### WHAT IS BEING ASKED
Beginning at the line containing "OCR this image." and continuing to the end of the records below, give each line again exactly as it stands, and only those lines.

### LISTED ENTRIES
────────────────

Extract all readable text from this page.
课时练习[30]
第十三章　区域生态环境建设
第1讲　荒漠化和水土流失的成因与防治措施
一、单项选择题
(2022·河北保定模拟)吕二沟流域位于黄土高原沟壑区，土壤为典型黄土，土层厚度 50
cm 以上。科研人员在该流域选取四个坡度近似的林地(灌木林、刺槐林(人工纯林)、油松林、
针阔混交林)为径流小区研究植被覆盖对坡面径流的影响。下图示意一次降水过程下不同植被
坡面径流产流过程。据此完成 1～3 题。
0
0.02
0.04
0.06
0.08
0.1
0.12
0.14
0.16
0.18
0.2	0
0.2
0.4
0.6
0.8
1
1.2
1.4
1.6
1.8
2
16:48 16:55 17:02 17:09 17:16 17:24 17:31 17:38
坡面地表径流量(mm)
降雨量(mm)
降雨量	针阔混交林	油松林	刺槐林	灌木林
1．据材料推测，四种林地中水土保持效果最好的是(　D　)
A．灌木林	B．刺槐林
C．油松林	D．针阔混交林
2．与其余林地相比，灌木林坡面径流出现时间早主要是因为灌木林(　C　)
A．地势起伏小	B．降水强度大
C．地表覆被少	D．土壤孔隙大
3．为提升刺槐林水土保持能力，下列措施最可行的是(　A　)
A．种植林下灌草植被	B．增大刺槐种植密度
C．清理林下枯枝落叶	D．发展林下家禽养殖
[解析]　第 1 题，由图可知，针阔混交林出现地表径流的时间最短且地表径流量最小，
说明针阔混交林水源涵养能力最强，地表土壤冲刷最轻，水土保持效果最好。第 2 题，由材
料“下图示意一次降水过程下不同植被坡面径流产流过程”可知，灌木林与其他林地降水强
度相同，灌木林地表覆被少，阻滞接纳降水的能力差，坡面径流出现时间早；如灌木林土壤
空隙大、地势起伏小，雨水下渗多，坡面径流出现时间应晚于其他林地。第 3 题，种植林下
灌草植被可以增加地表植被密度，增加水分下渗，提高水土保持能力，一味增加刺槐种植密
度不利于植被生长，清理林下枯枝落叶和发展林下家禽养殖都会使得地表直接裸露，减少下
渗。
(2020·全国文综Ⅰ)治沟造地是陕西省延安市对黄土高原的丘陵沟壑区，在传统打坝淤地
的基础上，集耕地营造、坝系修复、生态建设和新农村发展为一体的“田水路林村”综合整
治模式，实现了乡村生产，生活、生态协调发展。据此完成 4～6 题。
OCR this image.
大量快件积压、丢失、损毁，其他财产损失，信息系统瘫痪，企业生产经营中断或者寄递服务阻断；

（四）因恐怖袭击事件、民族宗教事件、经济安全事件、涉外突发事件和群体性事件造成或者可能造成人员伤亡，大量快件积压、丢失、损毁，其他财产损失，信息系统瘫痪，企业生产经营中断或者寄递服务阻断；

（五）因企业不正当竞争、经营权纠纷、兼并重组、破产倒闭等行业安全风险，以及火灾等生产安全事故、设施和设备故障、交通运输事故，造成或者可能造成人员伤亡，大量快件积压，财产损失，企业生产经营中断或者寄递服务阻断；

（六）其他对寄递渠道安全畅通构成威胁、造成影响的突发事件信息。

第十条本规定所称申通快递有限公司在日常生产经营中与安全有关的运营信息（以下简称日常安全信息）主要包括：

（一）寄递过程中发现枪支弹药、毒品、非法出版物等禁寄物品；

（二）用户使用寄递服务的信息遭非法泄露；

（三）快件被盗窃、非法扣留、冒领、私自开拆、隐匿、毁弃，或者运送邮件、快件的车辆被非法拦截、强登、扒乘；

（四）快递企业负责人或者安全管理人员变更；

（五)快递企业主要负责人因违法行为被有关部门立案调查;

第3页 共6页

────────────────

### WORKED ANSWER
OCR this image.
大量快件积压、丢失、损毁，其他财产损失，信息系统瘫痪，企业生产经营中断或者寄递服务阻断；

（四）因恐怖袭击事件、民族宗教事件、经济安全事件、涉外突发事件和群体性事件造成或者可能造成人员伤亡，大量快件积压、丢失、损毁，其他财产损失，信息系统瘫痪，企业生产经营中断或者寄递服务阻断；

（五）因企业不正当竞争、经营权纠纷、兼并重组、破产倒闭等行业安全风险，以及火灾等生产安全事故、设施和设备故障、交通运输事故，造成或者可能造成人员伤亡，大量快件积压，财产损失，企业生产经营中断或者寄递服务阻断；

（六）其他对寄递渠道安全畅通构成威胁、造成影响的突发事件信息。

第十条本规定所称申通快递有限公司在日常生产经营中与安全有关的运营信息（以下简称日常安全信息）主要包括：

（一）寄递过程中发现枪支弹药、毒品、非法出版物等禁寄物品；

（二）用户使用寄递服务的信息遭非法泄露；

（三）快件被盗窃、非法扣留、冒领、私自开拆、隐匿、毁弃，或者运送邮件、快件的车辆被非法拦截、强登、扒乘；

（四）快递企业负责人或者安全管理人员变更；

（五)快递企业主要负责人因违法行为被有关部门立案调查;

第3页 共6页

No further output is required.